PASSAGE PROVIDED:

● ● ● ● ● ● ●


    Servers that pull from lots of git repos could spread such attacks virus style, but I really don't think many such networks of auto git pulling servers exist. More likely is a specific targeted attack against some servers, but I expect most run on case sensitive file systems.

  2. Unrelated to Github by Anonymous Coward · · Score: 5, Informative

    I'm puzzled that Github is stated as the main actor here. They are just
    broadcasting the official announcement from the git mailing list. They are not
    involved in the initial discovery, subsequent investigations or fixes. How come
    this post end up giving them most of the credit? Have people already
    forgot that Git and Github are different entities?

    1. Re:Unrelated to Github by Anonymous Coward · · Score: 1, Informative

      Have people already
      forgot that Git and Github are different entities?

      Yes. GitHub is where all the git repositories are. Not only that, Github is where all the coders are. If you don't have a GitHub profile, you don't even exist.

    2. Re: Unrelated to Github by forand · · Score: 4, Informative

      You can run OS X on an encrypted case-sensitive file system without any issue. This is nota bug of windows and Mac but a bug of git allowing its own files to be overwriten because it thinks it knows better than the file system what a file is named.

● ● ● ● ● ● ●

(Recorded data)
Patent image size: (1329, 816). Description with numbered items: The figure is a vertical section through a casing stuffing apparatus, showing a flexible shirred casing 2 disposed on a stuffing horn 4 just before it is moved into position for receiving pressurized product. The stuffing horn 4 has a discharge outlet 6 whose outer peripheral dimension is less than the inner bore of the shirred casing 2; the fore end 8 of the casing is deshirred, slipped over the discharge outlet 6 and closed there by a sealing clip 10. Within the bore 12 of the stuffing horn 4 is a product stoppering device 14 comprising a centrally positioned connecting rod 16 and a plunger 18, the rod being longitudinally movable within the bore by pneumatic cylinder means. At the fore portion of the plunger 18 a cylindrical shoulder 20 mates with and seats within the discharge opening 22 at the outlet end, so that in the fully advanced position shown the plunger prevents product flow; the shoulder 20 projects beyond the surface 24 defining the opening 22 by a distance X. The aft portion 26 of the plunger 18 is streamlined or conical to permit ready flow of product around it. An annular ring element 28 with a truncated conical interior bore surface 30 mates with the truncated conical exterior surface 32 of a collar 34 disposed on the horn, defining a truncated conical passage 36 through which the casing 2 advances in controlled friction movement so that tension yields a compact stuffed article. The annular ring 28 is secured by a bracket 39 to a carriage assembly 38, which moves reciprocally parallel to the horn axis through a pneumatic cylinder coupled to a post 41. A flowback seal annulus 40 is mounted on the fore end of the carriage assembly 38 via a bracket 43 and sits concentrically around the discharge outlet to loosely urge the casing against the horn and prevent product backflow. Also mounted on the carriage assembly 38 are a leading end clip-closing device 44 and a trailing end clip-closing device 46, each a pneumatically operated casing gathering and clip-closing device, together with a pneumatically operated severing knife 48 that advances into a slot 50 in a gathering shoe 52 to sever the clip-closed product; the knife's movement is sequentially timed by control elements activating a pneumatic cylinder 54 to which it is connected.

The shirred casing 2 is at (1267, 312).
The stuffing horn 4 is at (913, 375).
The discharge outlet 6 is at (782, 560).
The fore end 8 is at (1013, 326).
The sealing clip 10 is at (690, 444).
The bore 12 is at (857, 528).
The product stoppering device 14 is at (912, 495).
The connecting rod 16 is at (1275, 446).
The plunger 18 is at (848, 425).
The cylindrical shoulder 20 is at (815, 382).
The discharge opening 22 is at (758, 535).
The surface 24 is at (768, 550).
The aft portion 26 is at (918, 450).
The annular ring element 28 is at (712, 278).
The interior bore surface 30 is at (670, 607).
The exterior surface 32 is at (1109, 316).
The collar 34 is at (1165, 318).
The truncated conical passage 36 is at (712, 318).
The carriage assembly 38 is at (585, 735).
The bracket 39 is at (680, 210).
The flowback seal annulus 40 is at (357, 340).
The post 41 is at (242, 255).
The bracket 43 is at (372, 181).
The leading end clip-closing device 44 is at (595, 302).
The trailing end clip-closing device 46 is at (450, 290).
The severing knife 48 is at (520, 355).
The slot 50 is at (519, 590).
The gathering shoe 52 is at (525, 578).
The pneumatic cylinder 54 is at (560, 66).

● ● ● ● ● ● ●

PROBLEMS TO WORK ON:
1/ Transcribe the part of the comment thread on the Git bug starting at "2. Re: Unrelated" and ending at "file is named.".
2/ Answer these questions from the comment thread on the Git bug:
(a) In the first comment, what kind of file system does the writer expect most servers to run on?
(b) In the comment titled "Unrelated to Github," where does the official announcement that GitHub is broadcasting come from?
(c) In the reply by forand, what can OS X run on without any issue?
3/ Carry the comment thread on the Git bug forward past its last sentence.

OUTPUTS IN ORDER:
1/
2. Re: Unrelated to Github by forand · · Score: 4, Informative

      You can run OS X on an encrypted case-sensitive file system without any issue. This is nota bug of windows and Mac but a bug of git allowing its own files to be overwriten because it thinks it knows better than the file system what a file is named.

2/
(a) Case sensitive file systems.
(b) The git mailing list.
(c) An encrypted case-sensitive file system.

3/
  3. Mac OS X does support case-sensitive filesystems by mean+pun · · Score: 4, Informative

    Keep in mind that Mac OS X supports case-sensitive HFS+ filesystems, and has done so from Mac OS X 10.3 on (2003). All you have to do is create a partition with that particular flavour of HFS+.

    However, Adobe refuses to support case-sensitive filesystems. The Photoshop installer refuses to install on a case-sensitive filesystem, and Lightroom geolocation support is broken on case-sensitive filesystems, and always has been. Of course this limitation is not documented in their sales documentation, and the official fix is to reformat the partition...

  4. Re:I blame Microsoft by cbhacking · · Score: 5, Informative

    Actually, Microsoft themselves has an API for accessing NTFS drives in a case-sensitive manner, and I'm not talking about the native NT API or even the FILE_FLAG_POSIX_SEMANTICS Win32 file API flag. All versions of NT from 3.1 (the first) to 6.2 (Win8; it was removed from 8.1) have support for a POSIX operating environment - basically a full Unix-like OS running atop the NT kernel - and for proper Unix-like-ness it is case sensitive.

    Mind you, Win32 programs do tend to get confused by it all. For example, CMD's "dir" command will list both "test.txt" and "TEST.TXT" in the same directory, and even correctly note if they have different sizes or datestamps. However, the "type" command (print file contents) on *either* name (or some other-cased version of the name) will instead print the contents of one of the files - doesn't matter what you type, the OS will pick - and it will print it twice (once for each copy of the file with that name).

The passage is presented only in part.